WHAT THIS TASK INVOLVES:
Write out the entries again exactly as they are given.

WORKING DATA:
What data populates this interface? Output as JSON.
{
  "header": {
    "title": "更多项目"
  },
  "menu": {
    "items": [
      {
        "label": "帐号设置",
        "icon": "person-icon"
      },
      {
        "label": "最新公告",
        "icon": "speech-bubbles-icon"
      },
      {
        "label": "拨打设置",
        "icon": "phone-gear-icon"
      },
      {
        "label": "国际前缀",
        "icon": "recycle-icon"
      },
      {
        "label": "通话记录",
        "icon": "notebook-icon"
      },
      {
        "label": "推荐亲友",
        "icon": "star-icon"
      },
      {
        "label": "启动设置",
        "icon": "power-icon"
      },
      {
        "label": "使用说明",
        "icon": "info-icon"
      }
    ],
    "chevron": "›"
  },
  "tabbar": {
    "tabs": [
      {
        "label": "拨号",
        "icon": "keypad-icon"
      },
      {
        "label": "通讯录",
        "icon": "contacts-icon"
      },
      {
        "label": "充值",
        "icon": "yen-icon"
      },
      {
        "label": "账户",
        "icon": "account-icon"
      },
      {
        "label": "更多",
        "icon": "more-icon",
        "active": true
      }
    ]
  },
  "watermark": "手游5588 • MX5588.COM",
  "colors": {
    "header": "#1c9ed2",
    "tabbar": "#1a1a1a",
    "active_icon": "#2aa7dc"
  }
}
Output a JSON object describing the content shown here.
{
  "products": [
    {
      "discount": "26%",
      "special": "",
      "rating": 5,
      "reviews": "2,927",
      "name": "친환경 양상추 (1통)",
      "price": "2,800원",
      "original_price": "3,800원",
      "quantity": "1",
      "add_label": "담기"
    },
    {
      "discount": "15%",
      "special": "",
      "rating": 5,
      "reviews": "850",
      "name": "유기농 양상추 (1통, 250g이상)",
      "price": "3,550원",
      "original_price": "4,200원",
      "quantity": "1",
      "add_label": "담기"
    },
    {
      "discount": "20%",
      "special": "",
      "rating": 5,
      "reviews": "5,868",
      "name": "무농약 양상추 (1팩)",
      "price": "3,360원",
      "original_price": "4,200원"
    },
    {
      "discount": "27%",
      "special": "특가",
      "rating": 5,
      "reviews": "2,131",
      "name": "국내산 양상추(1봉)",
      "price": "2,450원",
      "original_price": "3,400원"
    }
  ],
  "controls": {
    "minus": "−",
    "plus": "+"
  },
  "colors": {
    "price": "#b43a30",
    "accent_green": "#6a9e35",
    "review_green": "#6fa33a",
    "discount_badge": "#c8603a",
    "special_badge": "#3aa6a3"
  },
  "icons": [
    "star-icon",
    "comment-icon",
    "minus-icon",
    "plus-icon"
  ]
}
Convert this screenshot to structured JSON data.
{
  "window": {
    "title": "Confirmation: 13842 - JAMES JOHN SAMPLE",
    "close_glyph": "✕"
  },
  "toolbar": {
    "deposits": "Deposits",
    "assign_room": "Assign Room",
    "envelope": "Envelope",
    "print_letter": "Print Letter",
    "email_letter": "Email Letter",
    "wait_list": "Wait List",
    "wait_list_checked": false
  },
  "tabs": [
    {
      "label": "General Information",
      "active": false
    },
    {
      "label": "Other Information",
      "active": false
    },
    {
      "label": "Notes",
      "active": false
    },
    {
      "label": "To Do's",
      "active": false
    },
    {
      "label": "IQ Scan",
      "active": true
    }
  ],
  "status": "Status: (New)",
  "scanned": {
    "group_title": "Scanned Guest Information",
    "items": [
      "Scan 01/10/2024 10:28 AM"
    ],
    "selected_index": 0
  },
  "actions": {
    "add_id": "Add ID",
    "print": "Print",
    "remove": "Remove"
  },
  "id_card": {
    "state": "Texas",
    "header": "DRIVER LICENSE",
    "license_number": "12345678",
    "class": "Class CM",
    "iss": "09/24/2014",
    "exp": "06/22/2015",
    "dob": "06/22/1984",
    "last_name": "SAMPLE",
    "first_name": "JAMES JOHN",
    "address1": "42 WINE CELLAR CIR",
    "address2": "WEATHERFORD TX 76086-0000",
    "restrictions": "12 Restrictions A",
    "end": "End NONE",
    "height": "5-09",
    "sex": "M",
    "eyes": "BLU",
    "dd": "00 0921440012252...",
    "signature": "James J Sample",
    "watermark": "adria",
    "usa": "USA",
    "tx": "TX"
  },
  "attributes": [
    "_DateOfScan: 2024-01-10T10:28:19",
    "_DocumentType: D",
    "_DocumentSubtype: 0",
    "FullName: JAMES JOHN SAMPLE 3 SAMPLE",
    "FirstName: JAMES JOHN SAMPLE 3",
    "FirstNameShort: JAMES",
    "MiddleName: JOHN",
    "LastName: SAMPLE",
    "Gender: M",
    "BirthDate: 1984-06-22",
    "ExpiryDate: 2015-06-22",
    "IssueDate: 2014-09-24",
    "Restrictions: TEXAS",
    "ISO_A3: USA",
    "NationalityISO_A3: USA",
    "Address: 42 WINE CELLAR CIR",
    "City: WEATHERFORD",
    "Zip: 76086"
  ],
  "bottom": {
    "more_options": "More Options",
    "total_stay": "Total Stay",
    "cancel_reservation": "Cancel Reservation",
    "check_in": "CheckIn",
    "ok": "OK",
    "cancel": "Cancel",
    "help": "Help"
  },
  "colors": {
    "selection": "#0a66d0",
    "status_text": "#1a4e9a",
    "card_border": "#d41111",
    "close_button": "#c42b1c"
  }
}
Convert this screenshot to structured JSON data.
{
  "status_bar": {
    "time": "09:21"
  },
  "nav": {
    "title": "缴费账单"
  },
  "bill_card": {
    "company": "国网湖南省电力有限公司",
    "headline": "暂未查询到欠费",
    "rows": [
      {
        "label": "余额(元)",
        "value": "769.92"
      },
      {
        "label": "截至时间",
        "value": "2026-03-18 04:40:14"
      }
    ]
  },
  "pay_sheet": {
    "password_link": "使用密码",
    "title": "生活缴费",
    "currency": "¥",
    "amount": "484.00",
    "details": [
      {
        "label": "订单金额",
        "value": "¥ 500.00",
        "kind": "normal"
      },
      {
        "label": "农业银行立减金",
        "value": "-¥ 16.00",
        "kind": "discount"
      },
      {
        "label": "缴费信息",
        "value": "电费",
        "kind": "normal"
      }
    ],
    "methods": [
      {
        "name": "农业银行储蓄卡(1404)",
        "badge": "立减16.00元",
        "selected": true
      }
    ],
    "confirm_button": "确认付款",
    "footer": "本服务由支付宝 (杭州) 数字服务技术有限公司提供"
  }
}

COMPLETE RESPONSE:
What data populates this interface? Output as JSON.
{
  "header": {
    "title": "更多项目"
  },
  "menu": {
    "items": [
      {
        "label": "帐号设置",
        "icon": "person-icon"
      },
      {
        "label": "最新公告",
        "icon": "speech-bubbles-icon"
      },
      {
        "label": "拨打设置",
        "icon": "phone-gear-icon"
      },
      {
        "label": "国际前缀",
        "icon": "recycle-icon"
      },
      {
        "label": "通话记录",
        "icon": "notebook-icon"
      },
      {
        "label": "推荐亲友",
        "icon": "star-icon"
      },
      {
        "label": "启动设置",
        "icon": "power-icon"
      },
      {
        "label": "使用说明",
        "icon": "info-icon"
      }
    ],
    "chevron": "›"
  },
  "tabbar": {
    "tabs": [
      {
        "label": "拨号",
        "icon": "keypad-icon"
      },
      {
        "label": "通讯录",
        "icon": "contacts-icon"
      },
      {
        "label": "充值",
        "icon": "yen-icon"
      },
      {
        "label": "账户",
        "icon": "account-icon"
      },
      {
        "label": "更多",
        "icon": "more-icon",
        "active": true
      }
    ]
  },
  "watermark": "手游5588 • MX5588.COM",
  "colors": {
    "header": "#1c9ed2",
    "tabbar": "#1a1a1a",
    "active_icon": "#2aa7dc"
  }
}
Output a JSON object describing the content shown here.
{
  "products": [
    {
      "discount": "26%",
      "special": "",
      "rating": 5,
      "reviews": "2,927",
      "name": "친환경 양상추 (1통)",
      "price": "2,800원",
      "original_price": "3,800원",
      "quantity": "1",
      "add_label": "담기"
    },
    {
      "discount": "15%",
      "special": "",
      "rating": 5,
      "reviews": "850",
      "name": "유기농 양상추 (1통, 250g이상)",
      "price": "3,550원",
      "original_price": "4,200원",
      "quantity": "1",
      "add_label": "담기"
    },
    {
      "discount": "20%",
      "special": "",
      "rating": 5,
      "reviews": "5,868",
      "name": "무농약 양상추 (1팩)",
      "price": "3,360원",
      "original_price": "4,200원"
    },
    {
      "discount": "27%",
      "special": "특가",
      "rating": 5,
      "reviews": "2,131",
      "name": "국내산 양상추(1봉)",
      "price": "2,450원",
      "original_price": "3,400원"
    }
  ],
  "controls": {
    "minus": "−",
    "plus": "+"
  },
  "colors": {
    "price": "#b43a30",
    "accent_green": "#6a9e35",
    "review_green": "#6fa33a",
    "discount_badge": "#c8603a",
    "special_badge": "#3aa6a3"
  },
  "icons": [
    "star-icon",
    "comment-icon",
    "minus-icon",
    "plus-icon"
  ]
}
Convert this screenshot to structured JSON data.
{
  "window": {
    "title": "Confirmation: 13842 - JAMES JOHN SAMPLE",
    "close_glyph": "✕"
  },
  "toolbar": {
    "deposits": "Deposits",
    "assign_room": "Assign Room",
    "envelope": "Envelope",
    "print_letter": "Print Letter",
    "email_letter": "Email Letter",
    "wait_list": "Wait List",
    "wait_list_checked": false
  },
  "tabs": [
    {
      "label": "General Information",
      "active": false
    },
    {
      "label": "Other Information",
      "active": false
    },
    {
      "label": "Notes",
      "active": false
    },
    {
      "label": "To Do's",
      "active": false
    },
    {
      "label": "IQ Scan",
      "active": true
    }
  ],
  "status": "Status: (New)",
  "scanned": {
    "group_title": "Scanned Guest Information",
    "items": [
      "Scan 01/10/2024 10:28 AM"
    ],
    "selected_index": 0
  },
  "actions": {
    "add_id": "Add ID",
    "print": "Print",
    "remove": "Remove"
  },
  "id_card": {
    "state": "Texas",
    "header": "DRIVER LICENSE",
    "license_number": "12345678",
    "class": "Class CM",
    "iss": "09/24/2014",
    "exp": "06/22/2015",
    "dob": "06/22/1984",
    "last_name": "SAMPLE",
    "first_name": "JAMES JOHN",
    "address1": "42 WINE CELLAR CIR",
    "address2": "WEATHERFORD TX 76086-0000",
    "restrictions": "12 Restrictions A",
    "end": "End NONE",
    "height": "5-09",
    "sex": "M",
    "eyes": "BLU",
    "dd": "00 0921440012252...",
    "signature": "James J Sample",
    "watermark": "adria",
    "usa": "USA",
    "tx": "TX"
  },
  "attributes": [
    "_DateOfScan: 2024-01-10T10:28:19",
    "_DocumentType: D",
    "_DocumentSubtype: 0",
    "FullName: JAMES JOHN SAMPLE 3 SAMPLE",
    "FirstName: JAMES JOHN SAMPLE 3",
    "FirstNameShort: JAMES",
    "MiddleName: JOHN",
    "LastName: SAMPLE",
    "Gender: M",
    "BirthDate: 1984-06-22",
    "ExpiryDate: 2015-06-22",
    "IssueDate: 2014-09-24",
    "Restrictions: TEXAS",
    "ISO_A3: USA",
    "NationalityISO_A3: USA",
    "Address: 42 WINE CELLAR CIR",
    "City: WEATHERFORD",
    "Zip: 76086"
  ],
  "bottom": {
    "more_options": "More Options",
    "total_stay": "Total Stay",
    "cancel_reservation": "Cancel Reservation",
    "check_in": "CheckIn",
    "ok": "OK",
    "cancel": "Cancel",
    "help": "Help"
  },
  "colors": {
    "selection": "#0a66d0",
    "status_text": "#1a4e9a",
    "card_border": "#d41111",
    "close_button": "#c42b1c"
  }
}
Convert this screenshot to structured JSON data.
{
  "status_bar": {
    "time": "09:21"
  },
  "nav": {
    "title": "缴费账单"
  },
  "bill_card": {
    "company": "国网湖南省电力有限公司",
    "headline": "暂未查询到欠费",
    "rows": [
      {
        "label": "余额(元)",
        "value": "769.92"
      },
      {
        "label": "截至时间",
        "value": "2026-03-18 04:40:14"
      }
    ]
  },
  "pay_sheet": {
    "password_link": "使用密码",
    "title": "生活缴费",
    "currency": "¥",
    "amount": "484.00",
    "details": [
      {
        "label": "订单金额",
        "value": "¥ 500.00",
        "kind": "normal"
      },
      {
        "label": "农业银行立减金",
        "value": "-¥ 16.00",
        "kind": "discount"
      },
      {
        "label": "缴费信息",
        "value": "电费",
        "kind": "normal"
      }
    ],
    "methods": [
      {
        "name": "农业银行储蓄卡(1404)",
        "badge": "立减16.00元",
        "selected": true
      }
    ],
    "confirm_button": "确认付款",
    "footer": "本服务由支付宝 (杭州) 数字服务技术有限公司提供"
  }
}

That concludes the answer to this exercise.